Reproduce the complete listing without any deviation.

>> START Recorded data

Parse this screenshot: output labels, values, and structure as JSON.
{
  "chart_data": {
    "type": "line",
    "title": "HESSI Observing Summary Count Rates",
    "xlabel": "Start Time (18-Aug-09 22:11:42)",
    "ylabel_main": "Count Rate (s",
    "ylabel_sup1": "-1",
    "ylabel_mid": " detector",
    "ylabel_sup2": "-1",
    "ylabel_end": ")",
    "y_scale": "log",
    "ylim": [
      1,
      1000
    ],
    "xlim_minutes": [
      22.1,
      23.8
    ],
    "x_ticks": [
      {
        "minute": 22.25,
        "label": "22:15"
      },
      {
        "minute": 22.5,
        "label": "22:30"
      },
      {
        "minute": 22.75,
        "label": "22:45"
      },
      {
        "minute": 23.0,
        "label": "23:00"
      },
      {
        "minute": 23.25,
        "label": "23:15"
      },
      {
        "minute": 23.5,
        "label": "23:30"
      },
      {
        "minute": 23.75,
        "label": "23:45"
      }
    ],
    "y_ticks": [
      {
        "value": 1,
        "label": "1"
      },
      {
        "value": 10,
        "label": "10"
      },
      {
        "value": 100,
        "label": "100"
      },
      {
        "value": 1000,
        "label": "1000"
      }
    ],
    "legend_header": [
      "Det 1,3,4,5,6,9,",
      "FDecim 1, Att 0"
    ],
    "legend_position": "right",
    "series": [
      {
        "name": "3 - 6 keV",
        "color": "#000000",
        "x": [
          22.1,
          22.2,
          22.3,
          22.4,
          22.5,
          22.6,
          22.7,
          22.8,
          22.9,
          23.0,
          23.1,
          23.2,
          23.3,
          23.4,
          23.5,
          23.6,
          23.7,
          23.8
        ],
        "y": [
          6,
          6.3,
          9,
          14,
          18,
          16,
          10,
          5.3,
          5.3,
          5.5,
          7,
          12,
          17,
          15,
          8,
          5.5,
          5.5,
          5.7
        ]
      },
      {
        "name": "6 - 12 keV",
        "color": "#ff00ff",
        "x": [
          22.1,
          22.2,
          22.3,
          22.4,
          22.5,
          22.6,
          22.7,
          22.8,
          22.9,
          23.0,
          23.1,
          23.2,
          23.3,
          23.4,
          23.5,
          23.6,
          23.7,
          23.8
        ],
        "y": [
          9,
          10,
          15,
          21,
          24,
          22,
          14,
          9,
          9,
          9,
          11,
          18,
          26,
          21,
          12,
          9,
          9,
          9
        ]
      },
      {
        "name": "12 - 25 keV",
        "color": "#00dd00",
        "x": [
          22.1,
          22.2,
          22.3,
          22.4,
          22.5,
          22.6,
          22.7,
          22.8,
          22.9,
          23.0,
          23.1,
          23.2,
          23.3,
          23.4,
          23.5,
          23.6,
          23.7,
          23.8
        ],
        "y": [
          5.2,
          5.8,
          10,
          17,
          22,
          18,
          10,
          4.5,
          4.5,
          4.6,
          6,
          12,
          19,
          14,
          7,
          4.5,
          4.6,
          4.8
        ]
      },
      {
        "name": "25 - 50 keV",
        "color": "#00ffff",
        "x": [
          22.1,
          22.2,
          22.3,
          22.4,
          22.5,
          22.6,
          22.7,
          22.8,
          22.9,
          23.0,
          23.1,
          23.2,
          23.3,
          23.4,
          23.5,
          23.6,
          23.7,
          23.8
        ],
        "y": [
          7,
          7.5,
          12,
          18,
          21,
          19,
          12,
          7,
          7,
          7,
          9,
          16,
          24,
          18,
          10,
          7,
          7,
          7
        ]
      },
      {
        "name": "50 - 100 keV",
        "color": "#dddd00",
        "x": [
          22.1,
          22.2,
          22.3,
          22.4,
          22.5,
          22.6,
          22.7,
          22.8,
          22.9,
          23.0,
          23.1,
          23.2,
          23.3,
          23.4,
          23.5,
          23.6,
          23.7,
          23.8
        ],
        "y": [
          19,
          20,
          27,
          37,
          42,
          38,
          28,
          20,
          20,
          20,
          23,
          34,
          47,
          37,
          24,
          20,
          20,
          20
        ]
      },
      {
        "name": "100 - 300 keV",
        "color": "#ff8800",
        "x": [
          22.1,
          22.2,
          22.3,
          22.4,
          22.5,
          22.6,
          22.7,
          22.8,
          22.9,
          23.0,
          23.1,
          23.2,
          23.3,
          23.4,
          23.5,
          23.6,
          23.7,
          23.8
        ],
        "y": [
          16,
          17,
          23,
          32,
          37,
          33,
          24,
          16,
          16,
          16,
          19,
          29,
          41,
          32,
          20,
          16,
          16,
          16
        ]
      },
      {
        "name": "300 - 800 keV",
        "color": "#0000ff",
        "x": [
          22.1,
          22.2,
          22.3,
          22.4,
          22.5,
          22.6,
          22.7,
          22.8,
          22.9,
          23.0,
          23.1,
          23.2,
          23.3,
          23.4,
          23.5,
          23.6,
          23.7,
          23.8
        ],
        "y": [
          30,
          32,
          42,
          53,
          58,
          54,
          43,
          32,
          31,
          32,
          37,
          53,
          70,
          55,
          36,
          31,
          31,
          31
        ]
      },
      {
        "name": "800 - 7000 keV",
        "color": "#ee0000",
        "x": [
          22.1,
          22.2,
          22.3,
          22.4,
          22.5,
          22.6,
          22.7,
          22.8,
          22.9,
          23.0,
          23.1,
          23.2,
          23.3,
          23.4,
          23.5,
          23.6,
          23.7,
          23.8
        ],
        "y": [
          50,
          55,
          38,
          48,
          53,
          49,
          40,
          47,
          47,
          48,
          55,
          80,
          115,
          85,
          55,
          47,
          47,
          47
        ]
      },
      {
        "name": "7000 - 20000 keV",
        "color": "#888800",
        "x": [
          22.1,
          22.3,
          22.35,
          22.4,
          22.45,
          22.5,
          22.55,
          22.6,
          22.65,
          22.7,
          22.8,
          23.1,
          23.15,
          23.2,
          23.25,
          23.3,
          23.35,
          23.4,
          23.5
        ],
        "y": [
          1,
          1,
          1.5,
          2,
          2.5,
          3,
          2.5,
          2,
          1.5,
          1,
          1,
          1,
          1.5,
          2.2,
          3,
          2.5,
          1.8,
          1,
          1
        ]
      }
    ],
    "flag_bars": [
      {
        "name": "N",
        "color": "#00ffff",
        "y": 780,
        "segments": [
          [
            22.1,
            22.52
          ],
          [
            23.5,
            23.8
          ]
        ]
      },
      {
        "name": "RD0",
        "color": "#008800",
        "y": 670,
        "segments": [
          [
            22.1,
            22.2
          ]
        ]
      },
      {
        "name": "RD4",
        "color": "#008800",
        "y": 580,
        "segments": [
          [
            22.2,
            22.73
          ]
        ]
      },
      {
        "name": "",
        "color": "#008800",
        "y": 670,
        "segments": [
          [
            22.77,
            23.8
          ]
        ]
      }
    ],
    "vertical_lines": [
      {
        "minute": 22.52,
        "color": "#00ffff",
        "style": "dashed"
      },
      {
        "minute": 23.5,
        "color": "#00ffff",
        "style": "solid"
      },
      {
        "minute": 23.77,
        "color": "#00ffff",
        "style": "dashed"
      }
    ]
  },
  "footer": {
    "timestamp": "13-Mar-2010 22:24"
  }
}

>> END Recorded data

● **Response to the task**:
Parse this screenshot: output labels, values, and structure as JSON.
{
  "chart_data": {
    "type": "line",
    "title": "HESSI Observing Summary Count Rates",
    "xlabel": "Start Time (18-Aug-09 22:11:42)",
    "ylabel_main": "Count Rate (s",
    "ylabel_sup1": "-1",
    "ylabel_mid": " detector",
    "ylabel_sup2": "-1",
    "ylabel_end": ")",
    "y_scale": "log",
    "ylim": [
      1,
      1000
    ],
    "xlim_minutes": [
      22.1,
      23.8
    ],
    "x_ticks": [
      {
        "minute": 22.25,
        "label": "22:15"
      },
      {
        "minute": 22.5,
        "label": "22:30"
      },
      {
        "minute": 22.75,
        "label": "22:45"
      },
      {
        "minute": 23.0,
        "label": "23:00"
      },
      {
        "minute": 23.25,
        "label": "23:15"
      },
      {
        "minute": 23.5,
        "label": "23:30"
      },
      {
        "minute": 23.75,
        "label": "23:45"
      }
    ],
    "y_ticks": [
      {
        "value": 1,
        "label": "1"
      },
      {
        "value": 10,
        "label": "10"
      },
      {
        "value": 100,
        "label": "100"
      },
      {
        "value": 1000,
        "label": "1000"
      }
    ],
    "legend_header": [
      "Det 1,3,4,5,6,9,",
      "FDecim 1, Att 0"
    ],
    "legend_position": "right",
    "series": [
      {
        "name": "3 - 6 keV",
        "color": "#000000",
        "x": [
          22.1,
          22.2,
          22.3,
          22.4,
          22.5,
          22.6,
          22.7,
          22.8,
          22.9,
          23.0,
          23.1,
          23.2,
          23.3,
          23.4,
          23.5,
          23.6,
          23.7,
          23.8
        ],
        "y": [
          6,
          6.3,
          9,
          14,
          18,
          16,
          10,
          5.3,
          5.3,
          5.5,
          7,
          12,
          17,
          15,
          8,
          5.5,
          5.5,
          5.7
        ]
      },
      {
        "name": "6 - 12 keV",
        "color": "#ff00ff",
        "x": [
          22.1,
          22.2,
          22.3,
          22.4,
          22.5,
          22.6,
          22.7,
          22.8,
          22.9,
          23.0,
          23.1,
          23.2,
          23.3,
          23.4,
          23.5,
          23.6,
          23.7,
          23.8
        ],
        "y": [
          9,
          10,
          15,
          21,
          24,
          22,
          14,
          9,
          9,
          9,
          11,
          18,
          26,
          21,
          12,
          9,
          9,
          9
        ]
      },
      {
        "name": "12 - 25 keV",
        "color": "#00dd00",
        "x": [
          22.1,
          22.2,
          22.3,
          22.4,
          22.5,
          22.6,
          22.7,
          22.8,
          22.9,
          23.0,
          23.1,
          23.2,
          23.3,
          23.4,
          23.5,
          23.6,
          23.7,
          23.8
        ],
        "y": [
          5.2,
          5.8,
          10,
          17,
          22,
          18,
          10,
          4.5,
          4.5,
          4.6,
          6,
          12,
          19,
          14,
          7,
          4.5,
          4.6,
          4.8
        ]
      },
      {
        "name": "25 - 50 keV",
        "color": "#00ffff",
        "x": [
          22.1,
          22.2,
          22.3,
          22.4,
          22.5,
          22.6,
          22.7,
          22.8,
          22.9,
          23.0,
          23.1,
          23.2,
          23.3,
          23.4,
          23.5,
          23.6,
          23.7,
          23.8
        ],
        "y": [
          7,
          7.5,
          12,
          18,
          21,
          19,
          12,
          7,
          7,
          7,
          9,
          16,
          24,
          18,
          10,
          7,
          7,
          7
        ]
      },
      {
        "name": "50 - 100 keV",
        "color": "#dddd00",
        "x": [
          22.1,
          22.2,
          22.3,
          22.4,
          22.5,
          22.6,
          22.7,
          22.8,
          22.9,
          23.0,
          23.1,
          23.2,
          23.3,
          23.4,
          23.5,
          23.6,
          23.7,
          23.8
        ],
        "y": [
          19,
          20,
          27,
          37,
          42,
          38,
          28,
          20,
          20,
          20,
          23,
          34,
          47,
          37,
          24,
          20,
          20,
          20
        ]
      },
      {
        "name": "100 - 300 keV",
        "color": "#ff8800",
        "x": [
          22.1,
          22.2,
          22.3,
          22.4,
          22.5,
          22.6,
          22.7,
          22.8,
          22.9,
          23.0,
          23.1,
          23.2,
          23.3,
          23.4,
          23.5,
          23.6,
          23.7,
          23.8
        ],
        "y": [
          16,
          17,
          23,
          32,
          37,
          33,
          24,
          16,
          16,
          16,
          19,
          29,
          41,
          32,
          20,
          16,
          16,
          16
        ]
      },
      {
        "name": "300 - 800 keV",
        "color": "#0000ff",
        "x": [
          22.1,
          22.2,
          22.3,
          22.4,
          22.5,
          22.6,
          22.7,
          22.8,
          22.9,
          23.0,
          23.1,
          23.2,
          23.3,
          23.4,
          23.5,
          23.6,
          23.7,
          23.8
        ],
        "y": [
          30,
          32,
          42,
          53,
          58,
          54,
          43,
          32,
          31,
          32,
          37,
          53,
          70,
          55,
          36,
          31,
          31,
          31
        ]
      },
      {
        "name": "800 - 7000 keV",
        "color": "#ee0000",
        "x": [
          22.1,
          22.2,
          22.3,
          22.4,
          22.5,
          22.6,
          22.7,
          22.8,
          22.9,
          23.0,
          23.1,
          23.2,
          23.3,
          23.4,
          23.5,
          23.6,
          23.7,
          23.8
        ],
        "y": [
          50,
          55,
          38,
          48,
          53,
          49,
          40,
          47,
          47,
          48,
          55,
          80,
          115,
          85,
          55,
          47,
          47,
          47
        ]
      },
      {
        "name": "7000 - 20000 keV",
        "color": "#888800",
        "x": [
          22.1,
          22.3,
          22.35,
          22.4,
          22.45,
          22.5,
          22.55,
          22.6,
          22.65,
          22.7,
          22.8,
          23.1,
          23.15,
          23.2,
          23.25,
          23.3,
          23.35,
          23.4,
          23.5
        ],
        "y": [
          1,
          1,
          1.5,
          2,
          2.5,
          3,
          2.5,
          2,
          1.5,
          1,
          1,
          1,
          1.5,
          2.2,
          3,
          2.5,
          1.8,
          1,
          1
        ]
      }
    ],
    "flag_bars": [
      {
        "name": "N",
        "color": "#00ffff",
        "y": 780,
        "segments": [
          [
            22.1,
            22.52
          ],
          [
            23.5,
            23.8
          ]
        ]
      },
      {
        "name": "RD0",
        "color": "#008800",
        "y": 670,
        "segments": [
          [
            22.1,
            22.2
          ]
        ]
      },
      {
        "name": "RD4",
        "color": "#008800",
        "y": 580,
        "segments": [
          [
            22.2,
            22.73
          ]
        ]
      },
      {
        "name": "",
        "color": "#008800",
        "y": 670,
        "segments": [
          [
            22.77,
            23.8
          ]
        ]
      }
    ],
    "vertical_lines": [
      {
        "minute": 22.52,
        "color": "#00ffff",
        "style": "dashed"
      },
      {
        "minute": 23.5,
        "color": "#00ffff",
        "style": "solid"
      },
      {
        "minute": 23.77,
        "color": "#00ffff",
        "style": "dashed"
      }
    ]
  },
  "footer": {
    "timestamp": "13-Mar-2010 22:24"
  }
}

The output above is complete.